◆ What is expected
Repeat the lines from the one containing "Extract all readable text from this page." through the last line of the data, exactly, pictures omitted.

◆ Input for this task
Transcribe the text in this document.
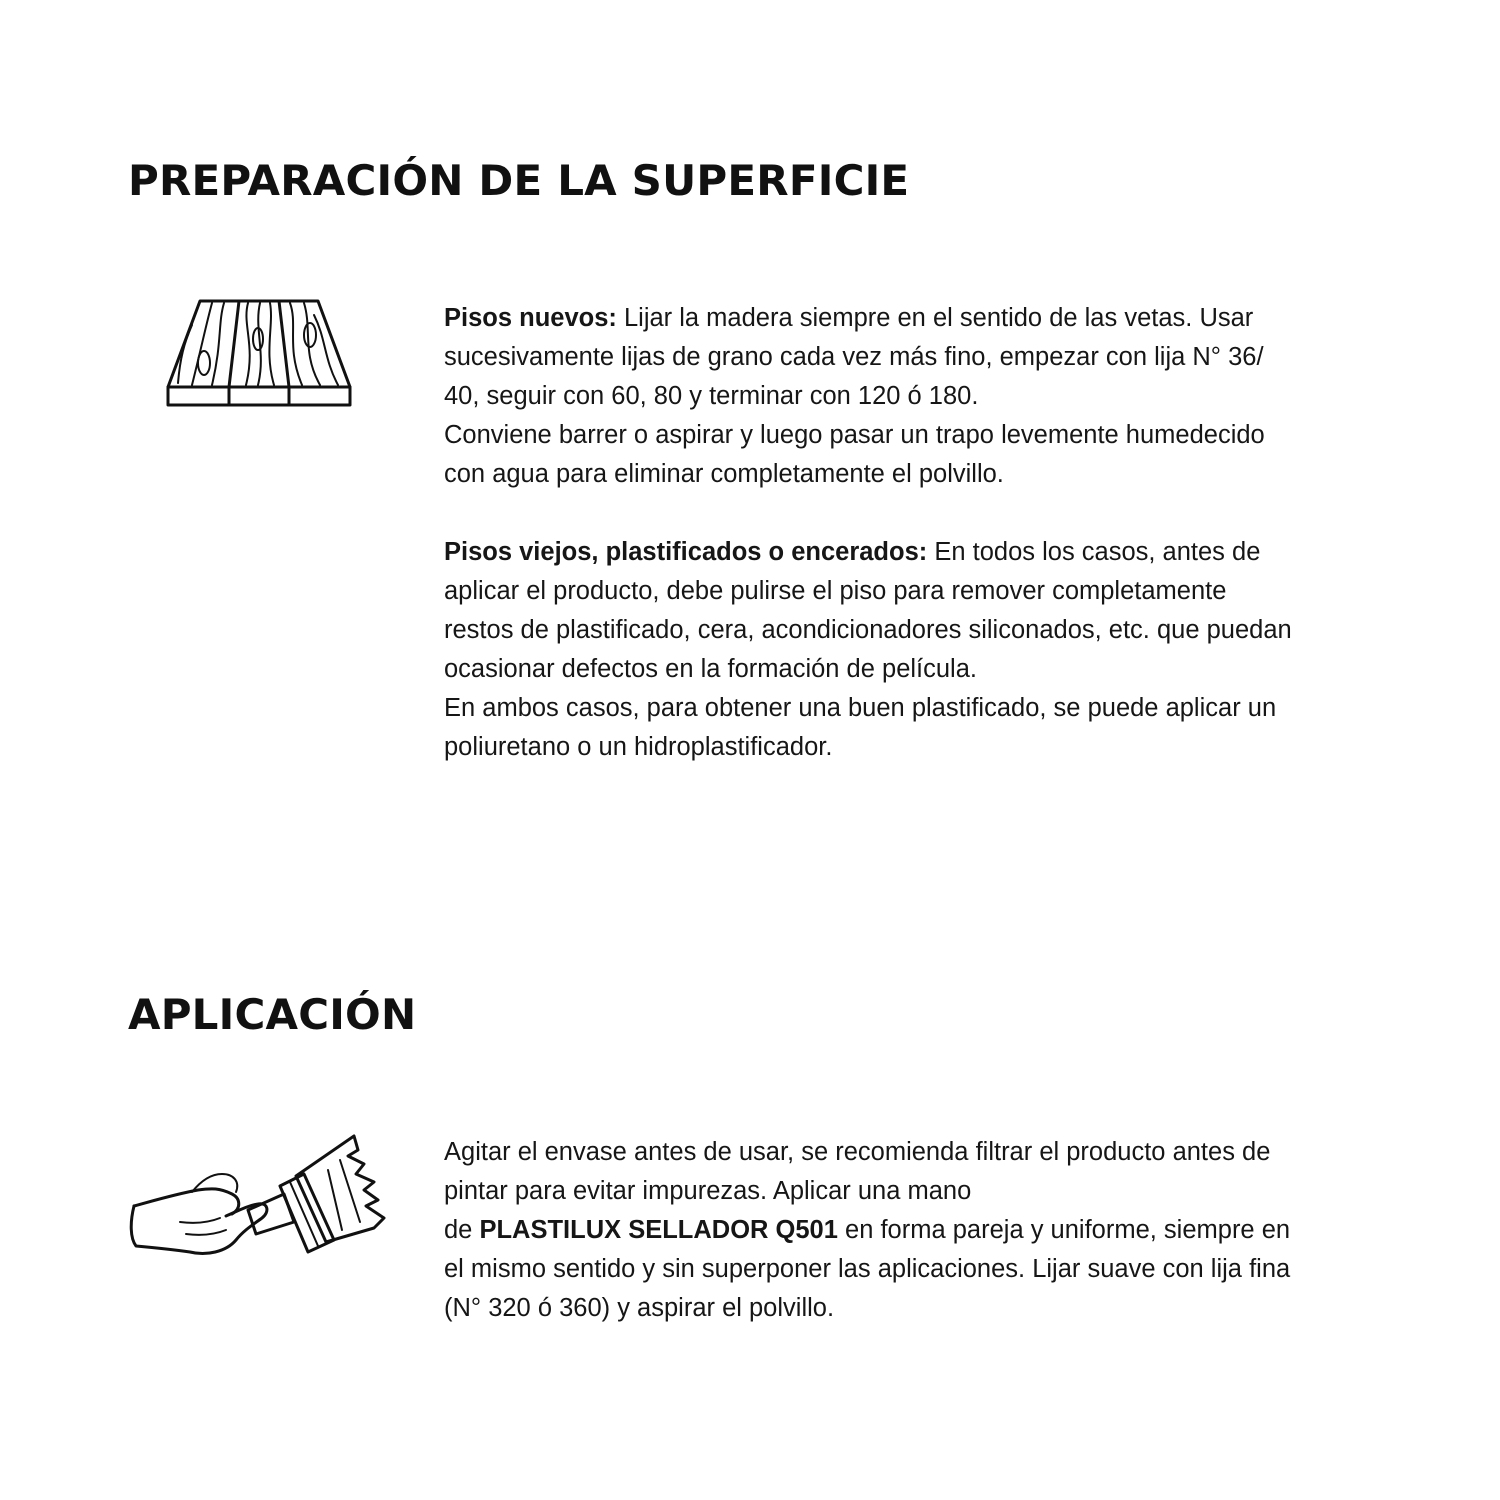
PREPARACIÓN DE LA SUPERFICIE

Pisos nuevos: Lijar la madera siempre en el sentido de las vetas. Usar

sucesivamente lijas de grano cada vez más fino, empezar con lija N° 36/

40, seguir con 60, 80 y terminar con 120 ó 180.

Conviene barrer o aspirar y luego pasar un trapo levemente humedecido

con agua para eliminar completamente el polvillo.

Pisos viejos, plastificados o encerados: En todos los casos, antes de

aplicar el producto, debe pulirse el piso para remover completamente

restos de plastificado, cera, acondicionadores siliconados, etc. que puedan

ocasionar defectos en la formación de película.

En ambos casos, para obtener una buen plastificado, se puede aplicar un

poliuretano o un hidroplastificador.

APLICACIÓN

Agitar el envase antes de usar, se recomienda filtrar el producto antes de

pintar para evitar impurezas. Aplicar una mano

de PLASTILUX SELLADOR Q501 en forma pareja y uniforme, siempre en

el mismo sentido y sin superponer las aplicaciones. Lijar suave con lija fina

(N° 320 ó 360) y aspirar el polvillo.
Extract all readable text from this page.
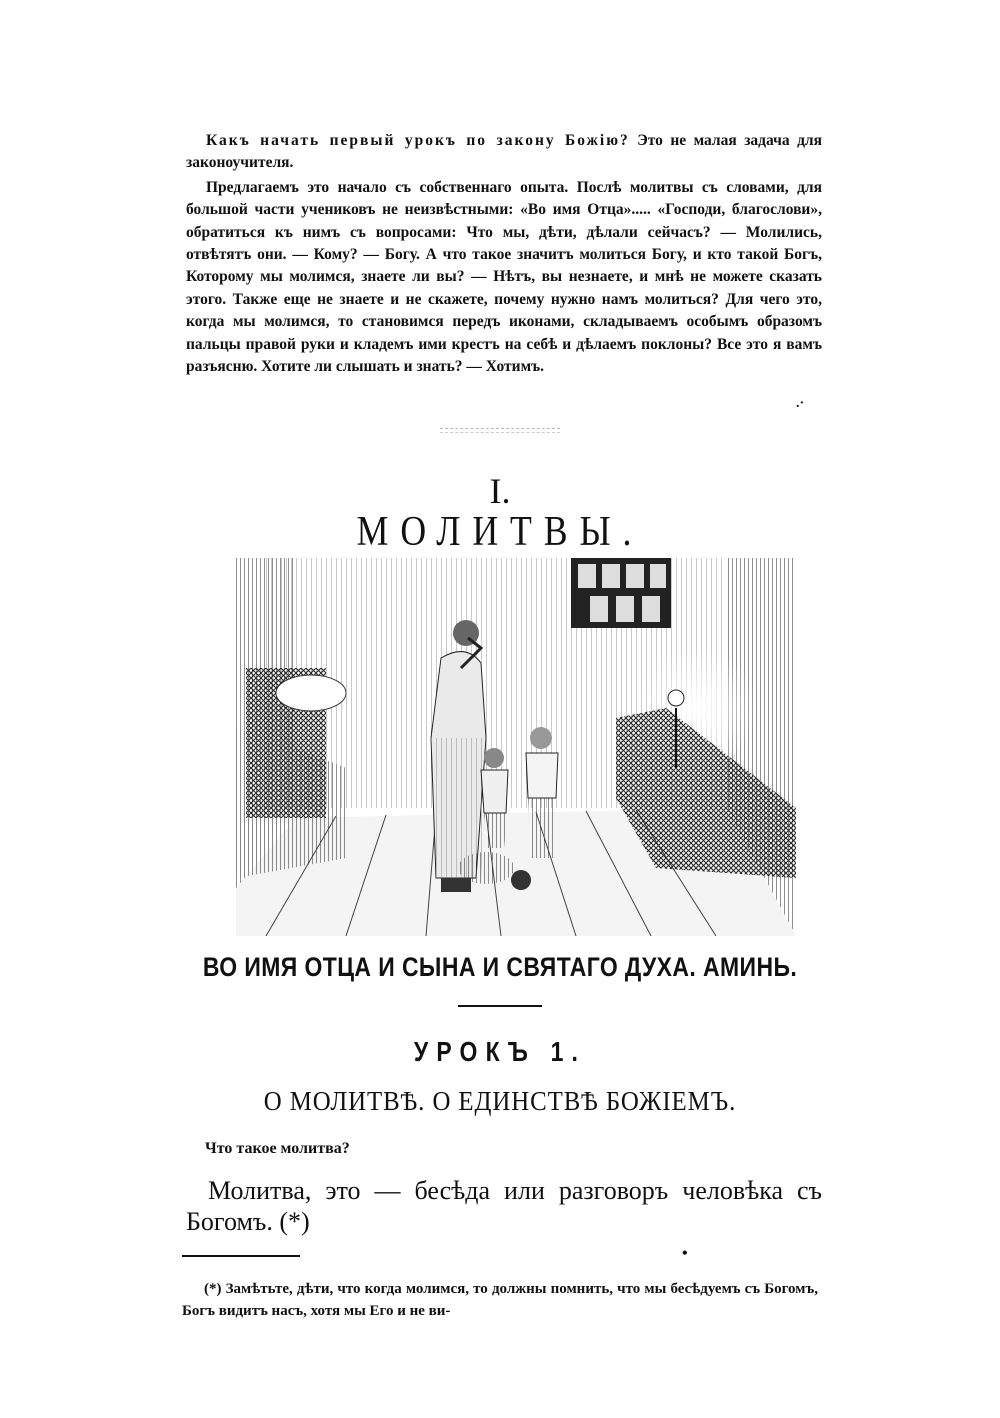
Какъ начать первый урокъ по закону Божiю? Это не малая задача для законоучителя.

Предлагаемъ это начало съ собственнаго опыта. Послѣ молитвы съ словами, для большой части учениковъ не неизвѣстными: «Во имя Отца»..... «Господи, благослови», обратиться къ нимъ съ вопросами: Что мы, дѣти, дѣлали сейчасъ? — Молились, отвѣтятъ они. — Кому? — Богу. А что такое значитъ молиться Богу, и кто такой Богъ, Которому мы молимся, знаете ли вы? — Нѣтъ, вы незнаете, и мнѣ не можете сказать этого. Также еще не знаете и не скажете, почему нужно намъ молиться? Для чего это, когда мы молимся, то становимся передъ иконами, складываемъ особымъ образомъ пальцы правой руки и кладемъ ими крестъ на себѣ и дѣлаемъ поклоны? Все это я вамъ разъясню. Хотите ли слышать и знать? — Хотимъ.

.·
I.
МОЛИТВЫ.
ВО ИМЯ ОТЦА И СЫНА И СВЯТАГО ДУХА. АМИНЬ.
УРОКЪ 1.
О МОЛИТВѢ. О ЕДИНСТВѢ БОЖIЕМЪ.
Что такое молитва?
Молитва, это — бесѣда или разговоръ человѣка съ Богомъ. (*)
•
(*) Замѣтьте, дѣти, что когда молимся, то должны помнить, что мы бесѣдуемъ съ Богомъ, Богъ видитъ насъ, хотя мы Его и не ви-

◆ Complete response
Extract all readable text from this page.
Какъ начать первый урокъ по закону Божiю? Это не малая задача для законоучителя.

Предлагаемъ это начало съ собственнаго опыта. Послѣ молитвы съ словами, для большой части учениковъ не неизвѣстными: «Во имя Отца»..... «Господи, благослови», обратиться къ нимъ съ вопросами: Что мы, дѣти, дѣлали сейчасъ? — Молились, отвѣтятъ они. — Кому? — Богу. А что такое значитъ молиться Богу, и кто такой Богъ, Которому мы молимся, знаете ли вы? — Нѣтъ, вы незнаете, и мнѣ не можете сказать этого. Также еще не знаете и не скажете, почему нужно намъ молиться? Для чего это, когда мы молимся, то становимся передъ иконами, складываемъ особымъ образомъ пальцы правой руки и кладемъ ими крестъ на себѣ и дѣлаемъ поклоны? Все это я вамъ разъясню. Хотите ли слышать и знать? — Хотимъ.

.·
I.
МОЛИТВЫ.
ВО ИМЯ ОТЦА И СЫНА И СВЯТАГО ДУХА. АМИНЬ.
УРОКЪ 1.
О МОЛИТВѢ. О ЕДИНСТВѢ БОЖIЕМЪ.
Что такое молитва?
Молитва, это — бесѣда или разговоръ человѣка съ Богомъ. (*)
•
(*) Замѣтьте, дѣти, что когда молимся, то должны помнить, что мы бесѣдуемъ съ Богомъ, Богъ видитъ насъ, хотя мы Его и не ви-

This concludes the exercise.